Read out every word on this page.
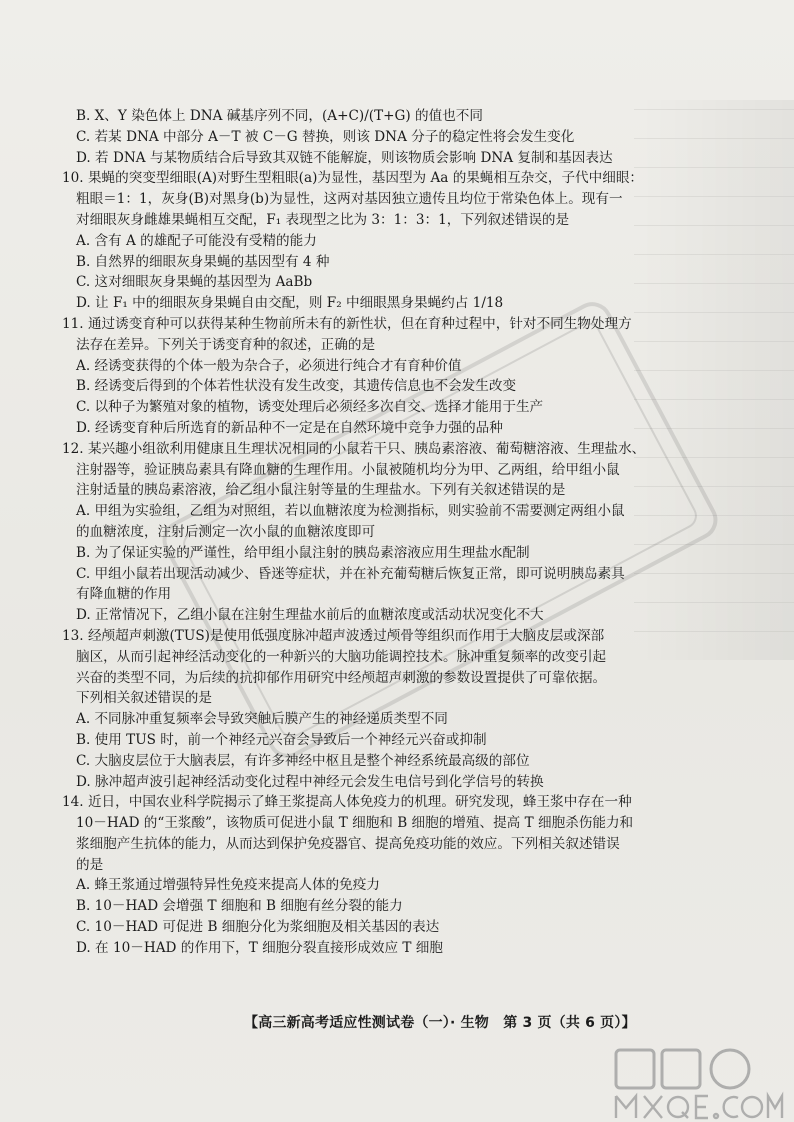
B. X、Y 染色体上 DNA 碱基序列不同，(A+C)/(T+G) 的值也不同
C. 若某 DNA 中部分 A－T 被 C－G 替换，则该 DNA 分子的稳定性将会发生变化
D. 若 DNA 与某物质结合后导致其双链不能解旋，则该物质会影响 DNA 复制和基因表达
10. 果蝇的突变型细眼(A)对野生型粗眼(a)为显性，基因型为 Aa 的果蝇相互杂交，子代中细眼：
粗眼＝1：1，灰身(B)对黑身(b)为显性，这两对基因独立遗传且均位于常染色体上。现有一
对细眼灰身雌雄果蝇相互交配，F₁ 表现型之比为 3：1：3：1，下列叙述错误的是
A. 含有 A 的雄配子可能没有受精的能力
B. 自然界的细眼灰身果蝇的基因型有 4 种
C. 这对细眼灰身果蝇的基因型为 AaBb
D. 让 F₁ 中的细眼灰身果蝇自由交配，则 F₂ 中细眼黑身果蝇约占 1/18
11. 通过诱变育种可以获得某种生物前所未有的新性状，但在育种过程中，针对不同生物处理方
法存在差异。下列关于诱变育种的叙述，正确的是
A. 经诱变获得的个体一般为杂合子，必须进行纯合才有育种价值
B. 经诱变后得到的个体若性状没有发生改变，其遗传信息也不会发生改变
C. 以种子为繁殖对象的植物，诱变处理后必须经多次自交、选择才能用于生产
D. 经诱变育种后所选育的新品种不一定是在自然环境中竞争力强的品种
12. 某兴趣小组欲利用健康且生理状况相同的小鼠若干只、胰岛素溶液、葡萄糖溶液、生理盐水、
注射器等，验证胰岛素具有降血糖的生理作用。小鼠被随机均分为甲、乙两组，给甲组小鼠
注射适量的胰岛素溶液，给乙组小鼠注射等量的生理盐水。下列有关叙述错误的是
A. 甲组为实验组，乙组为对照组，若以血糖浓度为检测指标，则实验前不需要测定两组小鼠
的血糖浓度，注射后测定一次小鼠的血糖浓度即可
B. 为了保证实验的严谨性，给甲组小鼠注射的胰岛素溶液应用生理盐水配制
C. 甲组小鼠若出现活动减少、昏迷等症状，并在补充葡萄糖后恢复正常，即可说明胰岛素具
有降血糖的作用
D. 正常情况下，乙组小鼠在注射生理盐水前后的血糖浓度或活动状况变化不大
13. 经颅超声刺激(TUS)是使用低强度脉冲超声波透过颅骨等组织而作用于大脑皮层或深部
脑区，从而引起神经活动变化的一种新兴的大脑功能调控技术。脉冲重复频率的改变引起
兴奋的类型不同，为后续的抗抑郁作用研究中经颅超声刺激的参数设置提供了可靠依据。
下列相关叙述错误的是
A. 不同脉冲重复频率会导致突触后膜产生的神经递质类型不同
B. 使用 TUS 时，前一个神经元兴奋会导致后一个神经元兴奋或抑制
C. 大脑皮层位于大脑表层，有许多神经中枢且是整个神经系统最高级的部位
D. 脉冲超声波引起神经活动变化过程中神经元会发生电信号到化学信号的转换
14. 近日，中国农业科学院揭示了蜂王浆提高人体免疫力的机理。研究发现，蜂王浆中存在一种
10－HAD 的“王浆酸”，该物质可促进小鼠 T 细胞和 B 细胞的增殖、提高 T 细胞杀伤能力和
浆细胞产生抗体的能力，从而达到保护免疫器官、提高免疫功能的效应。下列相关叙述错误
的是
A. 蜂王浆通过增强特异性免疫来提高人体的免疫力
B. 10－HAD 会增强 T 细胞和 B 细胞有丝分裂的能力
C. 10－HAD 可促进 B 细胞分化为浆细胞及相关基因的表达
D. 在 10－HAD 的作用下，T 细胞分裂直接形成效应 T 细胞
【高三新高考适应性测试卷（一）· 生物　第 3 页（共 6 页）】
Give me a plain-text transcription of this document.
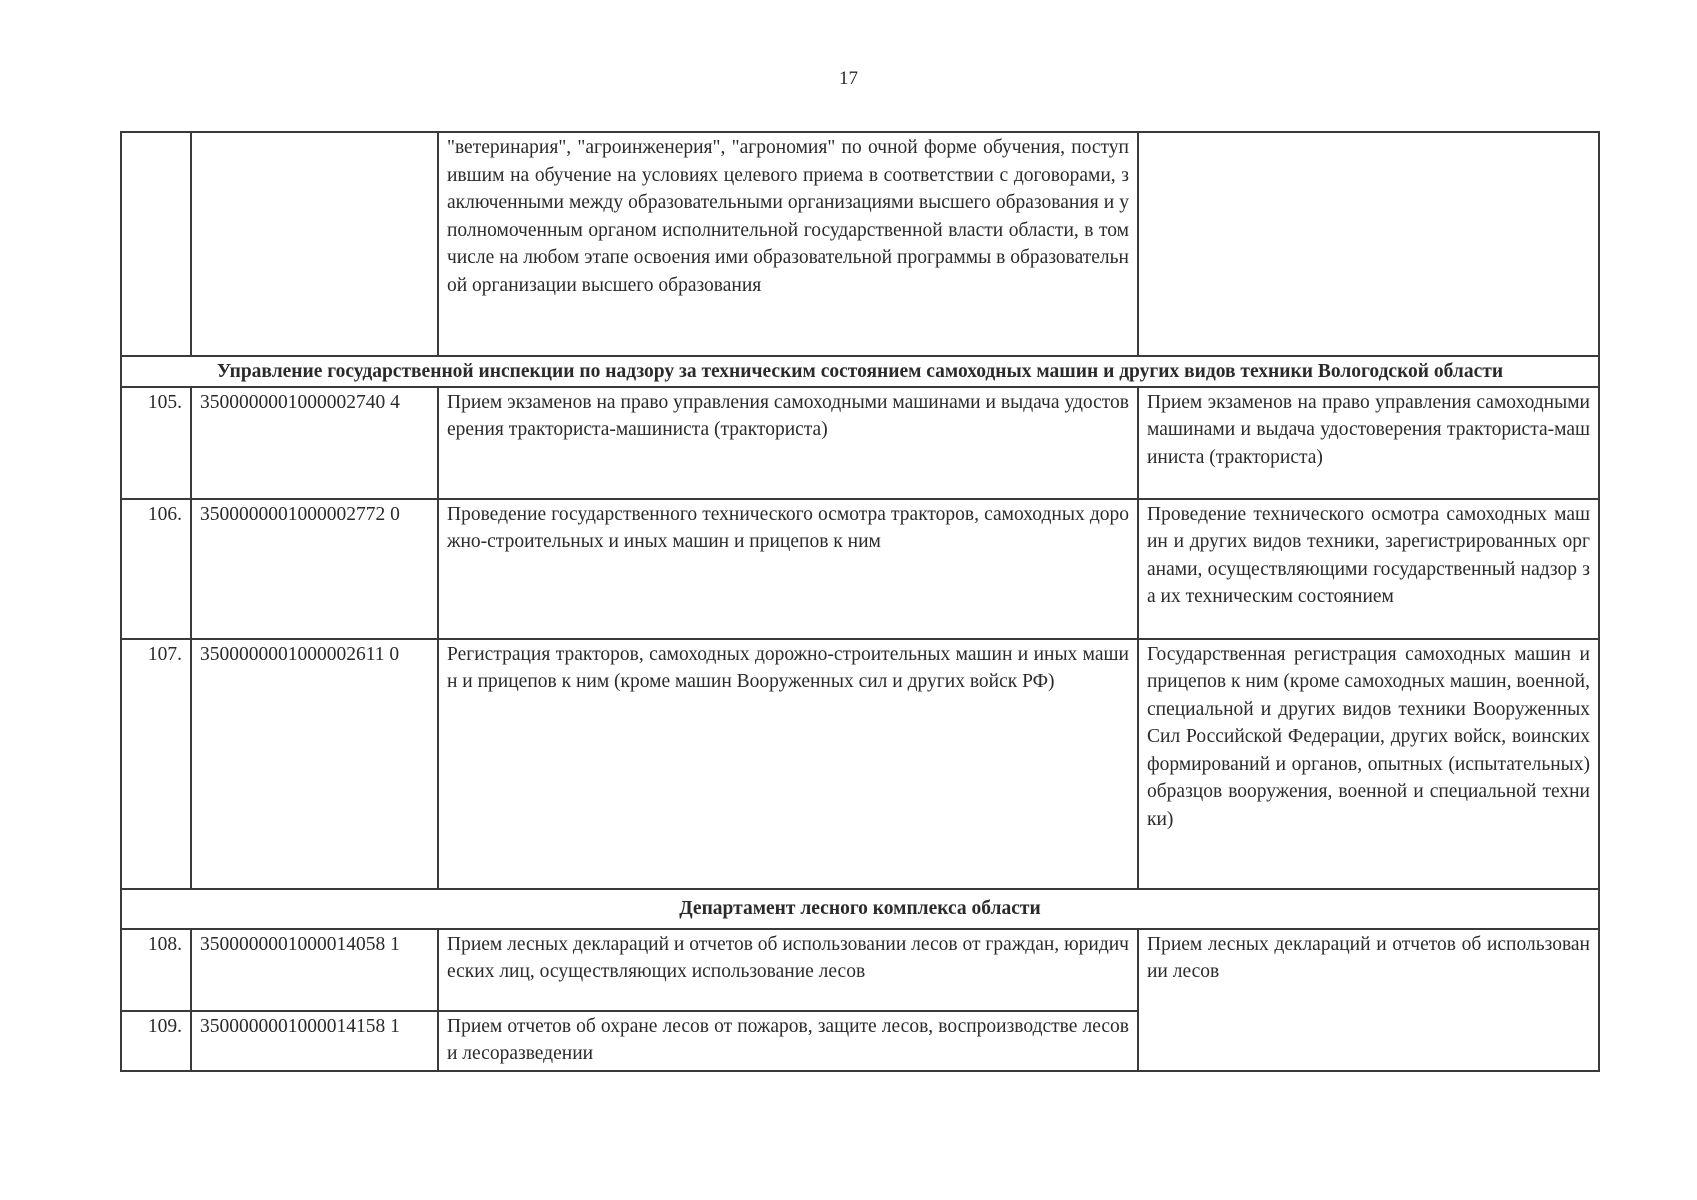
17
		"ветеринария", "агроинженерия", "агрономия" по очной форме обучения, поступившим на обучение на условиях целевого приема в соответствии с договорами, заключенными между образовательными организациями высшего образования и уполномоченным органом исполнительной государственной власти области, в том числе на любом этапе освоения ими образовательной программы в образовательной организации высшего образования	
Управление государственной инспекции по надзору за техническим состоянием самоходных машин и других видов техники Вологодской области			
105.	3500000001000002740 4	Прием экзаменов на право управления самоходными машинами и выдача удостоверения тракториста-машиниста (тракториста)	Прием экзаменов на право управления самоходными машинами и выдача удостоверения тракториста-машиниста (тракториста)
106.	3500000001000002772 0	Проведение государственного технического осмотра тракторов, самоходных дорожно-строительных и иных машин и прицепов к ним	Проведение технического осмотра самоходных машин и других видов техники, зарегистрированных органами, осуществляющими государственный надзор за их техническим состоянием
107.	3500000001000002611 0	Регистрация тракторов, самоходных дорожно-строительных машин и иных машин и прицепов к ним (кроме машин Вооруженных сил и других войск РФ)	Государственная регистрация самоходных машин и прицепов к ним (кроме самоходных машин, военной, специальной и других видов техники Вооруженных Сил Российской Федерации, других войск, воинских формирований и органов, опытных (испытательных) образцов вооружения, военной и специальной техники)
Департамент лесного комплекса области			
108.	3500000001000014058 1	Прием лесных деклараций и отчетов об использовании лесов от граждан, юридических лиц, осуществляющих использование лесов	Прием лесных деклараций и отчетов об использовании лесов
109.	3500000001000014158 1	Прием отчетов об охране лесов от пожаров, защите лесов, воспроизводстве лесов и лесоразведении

===============

* **Task objective**:
Exactly the lines from the one containing "Give me a plain-text" to the final line of the entries are wanted; please write them out, both ends included, but not the pictures.

* **Exercise output**:
Give me a plain-text transcription of this document.
17
		"ветеринария", "агроинженерия", "агрономия" по очной форме обучения, поступившим на обучение на условиях целевого приема в соответствии с договорами, заключенными между образовательными организациями высшего образования и уполномоченным органом исполнительной государственной власти области, в том числе на любом этапе освоения ими образовательной программы в образовательной организации высшего образования	
Управление государственной инспекции по надзору за техническим состоянием самоходных машин и других видов техники Вологодской области			
105.	3500000001000002740 4	Прием экзаменов на право управления самоходными машинами и выдача удостоверения тракториста-машиниста (тракториста)	Прием экзаменов на право управления самоходными машинами и выдача удостоверения тракториста-машиниста (тракториста)
106.	3500000001000002772 0	Проведение государственного технического осмотра тракторов, самоходных дорожно-строительных и иных машин и прицепов к ним	Проведение технического осмотра самоходных машин и других видов техники, зарегистрированных органами, осуществляющими государственный надзор за их техническим состоянием
107.	3500000001000002611 0	Регистрация тракторов, самоходных дорожно-строительных машин и иных машин и прицепов к ним (кроме машин Вооруженных сил и других войск РФ)	Государственная регистрация самоходных машин и прицепов к ним (кроме самоходных машин, военной, специальной и других видов техники Вооруженных Сил Российской Федерации, других войск, воинских формирований и органов, опытных (испытательных) образцов вооружения, военной и специальной техники)
Департамент лесного комплекса области			
108.	3500000001000014058 1	Прием лесных деклараций и отчетов об использовании лесов от граждан, юридических лиц, осуществляющих использование лесов	Прием лесных деклараций и отчетов об использовании лесов
109.	3500000001000014158 1	Прием отчетов об охране лесов от пожаров, защите лесов, воспроизводстве лесов и лесоразведении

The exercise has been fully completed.